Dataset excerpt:
━━━━
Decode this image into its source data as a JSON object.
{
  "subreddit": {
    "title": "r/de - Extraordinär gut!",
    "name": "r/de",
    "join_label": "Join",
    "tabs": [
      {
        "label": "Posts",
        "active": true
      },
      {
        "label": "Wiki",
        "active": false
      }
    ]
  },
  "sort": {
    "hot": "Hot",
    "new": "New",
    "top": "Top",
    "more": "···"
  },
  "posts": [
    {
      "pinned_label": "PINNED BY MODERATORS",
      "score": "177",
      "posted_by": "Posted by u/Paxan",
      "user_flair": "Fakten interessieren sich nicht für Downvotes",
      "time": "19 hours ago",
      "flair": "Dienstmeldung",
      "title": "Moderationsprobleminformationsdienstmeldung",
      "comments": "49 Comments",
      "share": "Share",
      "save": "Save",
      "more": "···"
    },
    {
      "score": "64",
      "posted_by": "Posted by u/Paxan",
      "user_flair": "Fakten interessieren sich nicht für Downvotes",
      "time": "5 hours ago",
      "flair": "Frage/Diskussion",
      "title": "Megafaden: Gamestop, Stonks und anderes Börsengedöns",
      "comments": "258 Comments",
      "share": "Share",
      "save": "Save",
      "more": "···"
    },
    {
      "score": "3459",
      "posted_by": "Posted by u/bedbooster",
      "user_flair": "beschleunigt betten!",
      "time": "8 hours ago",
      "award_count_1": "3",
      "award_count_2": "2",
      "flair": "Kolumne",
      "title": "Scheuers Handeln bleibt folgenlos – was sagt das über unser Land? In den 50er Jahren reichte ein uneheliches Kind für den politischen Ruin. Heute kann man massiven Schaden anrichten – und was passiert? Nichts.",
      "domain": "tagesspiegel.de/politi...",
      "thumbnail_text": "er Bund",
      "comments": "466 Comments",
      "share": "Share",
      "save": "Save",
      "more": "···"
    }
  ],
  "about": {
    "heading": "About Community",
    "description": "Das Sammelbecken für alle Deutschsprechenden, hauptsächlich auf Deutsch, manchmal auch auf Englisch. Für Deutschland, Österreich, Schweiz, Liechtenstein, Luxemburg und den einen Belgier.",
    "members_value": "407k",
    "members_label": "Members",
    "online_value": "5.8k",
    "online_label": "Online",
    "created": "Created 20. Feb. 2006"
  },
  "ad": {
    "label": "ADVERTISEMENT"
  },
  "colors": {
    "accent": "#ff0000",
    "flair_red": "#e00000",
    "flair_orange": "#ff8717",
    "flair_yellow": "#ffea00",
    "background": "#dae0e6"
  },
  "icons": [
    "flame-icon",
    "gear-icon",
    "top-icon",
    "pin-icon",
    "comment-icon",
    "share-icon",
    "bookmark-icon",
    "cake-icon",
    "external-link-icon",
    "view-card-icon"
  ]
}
━━━━
● What you have to do: Retype all of the material above with every character intact.

● Exercise result:
Decode this image into its source data as a JSON object.
{
  "subreddit": {
    "title": "r/de - Extraordinär gut!",
    "name": "r/de",
    "join_label": "Join",
    "tabs": [
      {
        "label": "Posts",
        "active": true
      },
      {
        "label": "Wiki",
        "active": false
      }
    ]
  },
  "sort": {
    "hot": "Hot",
    "new": "New",
    "top": "Top",
    "more": "···"
  },
  "posts": [
    {
      "pinned_label": "PINNED BY MODERATORS",
      "score": "177",
      "posted_by": "Posted by u/Paxan",
      "user_flair": "Fakten interessieren sich nicht für Downvotes",
      "time": "19 hours ago",
      "flair": "Dienstmeldung",
      "title": "Moderationsprobleminformationsdienstmeldung",
      "comments": "49 Comments",
      "share": "Share",
      "save": "Save",
      "more": "···"
    },
    {
      "score": "64",
      "posted_by": "Posted by u/Paxan",
      "user_flair": "Fakten interessieren sich nicht für Downvotes",
      "time": "5 hours ago",
      "flair": "Frage/Diskussion",
      "title": "Megafaden: Gamestop, Stonks und anderes Börsengedöns",
      "comments": "258 Comments",
      "share": "Share",
      "save": "Save",
      "more": "···"
    },
    {
      "score": "3459",
      "posted_by": "Posted by u/bedbooster",
      "user_flair": "beschleunigt betten!",
      "time": "8 hours ago",
      "award_count_1": "3",
      "award_count_2": "2",
      "flair": "Kolumne",
      "title": "Scheuers Handeln bleibt folgenlos – was sagt das über unser Land? In den 50er Jahren reichte ein uneheliches Kind für den politischen Ruin. Heute kann man massiven Schaden anrichten – und was passiert? Nichts.",
      "domain": "tagesspiegel.de/politi...",
      "thumbnail_text": "er Bund",
      "comments": "466 Comments",
      "share": "Share",
      "save": "Save",
      "more": "···"
    }
  ],
  "about": {
    "heading": "About Community",
    "description": "Das Sammelbecken für alle Deutschsprechenden, hauptsächlich auf Deutsch, manchmal auch auf Englisch. Für Deutschland, Österreich, Schweiz, Liechtenstein, Luxemburg und den einen Belgier.",
    "members_value": "407k",
    "members_label": "Members",
    "online_value": "5.8k",
    "online_label": "Online",
    "created": "Created 20. Feb. 2006"
  },
  "ad": {
    "label": "ADVERTISEMENT"
  },
  "colors": {
    "accent": "#ff0000",
    "flair_red": "#e00000",
    "flair_orange": "#ff8717",
    "flair_yellow": "#ffea00",
    "background": "#dae0e6"
  },
  "icons": [
    "flame-icon",
    "gear-icon",
    "top-icon",
    "pin-icon",
    "comment-icon",
    "share-icon",
    "bookmark-icon",
    "cake-icon",
    "external-link-icon",
    "view-card-icon"
  ]
}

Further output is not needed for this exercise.